◆ TASK DESCRIPTION
In the copy, include every entry exactly but none of the pictures.

-.-.-

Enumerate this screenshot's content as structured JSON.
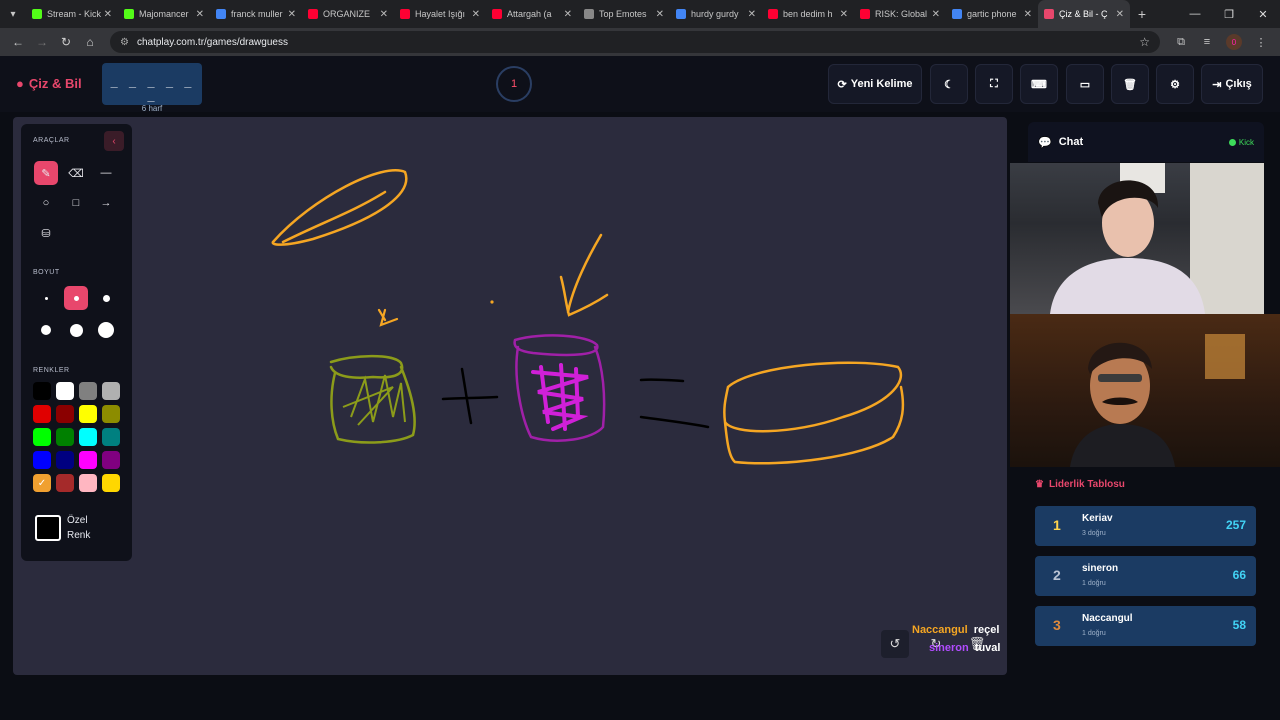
{
  "browser": {
    "tabs": [
      {
        "label": "Stream - Kick",
        "color": "#53fc18"
      },
      {
        "label": "Majomancer",
        "color": "#53fc18"
      },
      {
        "label": "franck muller",
        "color": "#4285f4"
      },
      {
        "label": "ORGANIZE",
        "color": "#ff0033"
      },
      {
        "label": "Hayalet Işığı",
        "color": "#ff0033"
      },
      {
        "label": "Attargah (a",
        "color": "#ff0033"
      },
      {
        "label": "Top Emotes",
        "color": "#888888"
      },
      {
        "label": "hurdy gurdy",
        "color": "#4285f4"
      },
      {
        "label": "ben dedim h",
        "color": "#ff0033"
      },
      {
        "label": "RISK: Global",
        "color": "#ff0033"
      },
      {
        "label": "gartic phone",
        "color": "#4285f4"
      },
      {
        "label": "Çiz & Bil - Ç",
        "color": "#e8476c"
      }
    ],
    "url": "chatplay.com.tr/games/drawguess",
    "profile_initial": "0"
  },
  "header": {
    "logo": "Çiz & Bil",
    "word_blanks": "_ _ _ _ _ _",
    "word_hint": "6 harf",
    "round": "1",
    "buttons": {
      "new_word": "Yeni Kelime",
      "exit": "Çıkış"
    }
  },
  "tools": {
    "title": "ARAÇLAR",
    "size_title": "BOYUT",
    "colors_title": "RENKLER",
    "custom_color": [
      "Özel",
      "Renk"
    ],
    "palette": [
      "#000000",
      "#ffffff",
      "#808080",
      "#b0b0b0",
      "#e00000",
      "#8b0000",
      "#ffff00",
      "#8c8c00",
      "#00ff00",
      "#008000",
      "#00ffff",
      "#008080",
      "#0000ff",
      "#000080",
      "#ff00ff",
      "#800080",
      "#f0a030",
      "#a52a2a",
      "#ffb6c1",
      "#ffd700"
    ]
  },
  "canvas_overlay": {
    "guesses": [
      {
        "name": "Naccangul",
        "word": "reçel",
        "name_color": "#f5a623"
      },
      {
        "name": "sineron",
        "word": "tuval",
        "name_color": "#b14cff"
      }
    ]
  },
  "chat": {
    "title": "Chat",
    "platform": "Kick"
  },
  "leaderboard": {
    "title": "Liderlik Tablosu",
    "rows": [
      {
        "rank": "1",
        "name": "Keriav",
        "sub": "3 doğru",
        "points": "257",
        "rank_color": "#ffd34d"
      },
      {
        "rank": "2",
        "name": "sineron",
        "sub": "1 doğru",
        "points": "66",
        "rank_color": "#b9c3d4"
      },
      {
        "rank": "3",
        "name": "Naccangul",
        "sub": "1 doğru",
        "points": "58",
        "rank_color": "#e08a3c"
      }
    ]
  }
}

-.-.-

◆ RIGHT ANSWER
Enumerate this screenshot's content as structured JSON.
{
  "browser": {
    "tabs": [
      {
        "label": "Stream - Kick",
        "color": "#53fc18"
      },
      {
        "label": "Majomancer",
        "color": "#53fc18"
      },
      {
        "label": "franck muller",
        "color": "#4285f4"
      },
      {
        "label": "ORGANIZE",
        "color": "#ff0033"
      },
      {
        "label": "Hayalet Işığı",
        "color": "#ff0033"
      },
      {
        "label": "Attargah (a",
        "color": "#ff0033"
      },
      {
        "label": "Top Emotes",
        "color": "#888888"
      },
      {
        "label": "hurdy gurdy",
        "color": "#4285f4"
      },
      {
        "label": "ben dedim h",
        "color": "#ff0033"
      },
      {
        "label": "RISK: Global",
        "color": "#ff0033"
      },
      {
        "label": "gartic phone",
        "color": "#4285f4"
      },
      {
        "label": "Çiz & Bil - Ç",
        "color": "#e8476c"
      }
    ],
    "url": "chatplay.com.tr/games/drawguess",
    "profile_initial": "0"
  },
  "header": {
    "logo": "Çiz & Bil",
    "word_blanks": "_ _ _ _ _ _",
    "word_hint": "6 harf",
    "round": "1",
    "buttons": {
      "new_word": "Yeni Kelime",
      "exit": "Çıkış"
    }
  },
  "tools": {
    "title": "ARAÇLAR",
    "size_title": "BOYUT",
    "colors_title": "RENKLER",
    "custom_color": [
      "Özel",
      "Renk"
    ],
    "palette": [
      "#000000",
      "#ffffff",
      "#808080",
      "#b0b0b0",
      "#e00000",
      "#8b0000",
      "#ffff00",
      "#8c8c00",
      "#00ff00",
      "#008000",
      "#00ffff",
      "#008080",
      "#0000ff",
      "#000080",
      "#ff00ff",
      "#800080",
      "#f0a030",
      "#a52a2a",
      "#ffb6c1",
      "#ffd700"
    ]
  },
  "canvas_overlay": {
    "guesses": [
      {
        "name": "Naccangul",
        "word": "reçel",
        "name_color": "#f5a623"
      },
      {
        "name": "sineron",
        "word": "tuval",
        "name_color": "#b14cff"
      }
    ]
  },
  "chat": {
    "title": "Chat",
    "platform": "Kick"
  },
  "leaderboard": {
    "title": "Liderlik Tablosu",
    "rows": [
      {
        "rank": "1",
        "name": "Keriav",
        "sub": "3 doğru",
        "points": "257",
        "rank_color": "#ffd34d"
      },
      {
        "rank": "2",
        "name": "sineron",
        "sub": "1 doğru",
        "points": "66",
        "rank_color": "#b9c3d4"
      },
      {
        "rank": "3",
        "name": "Naccangul",
        "sub": "1 doğru",
        "points": "58",
        "rank_color": "#e08a3c"
      }
    ]
  }
}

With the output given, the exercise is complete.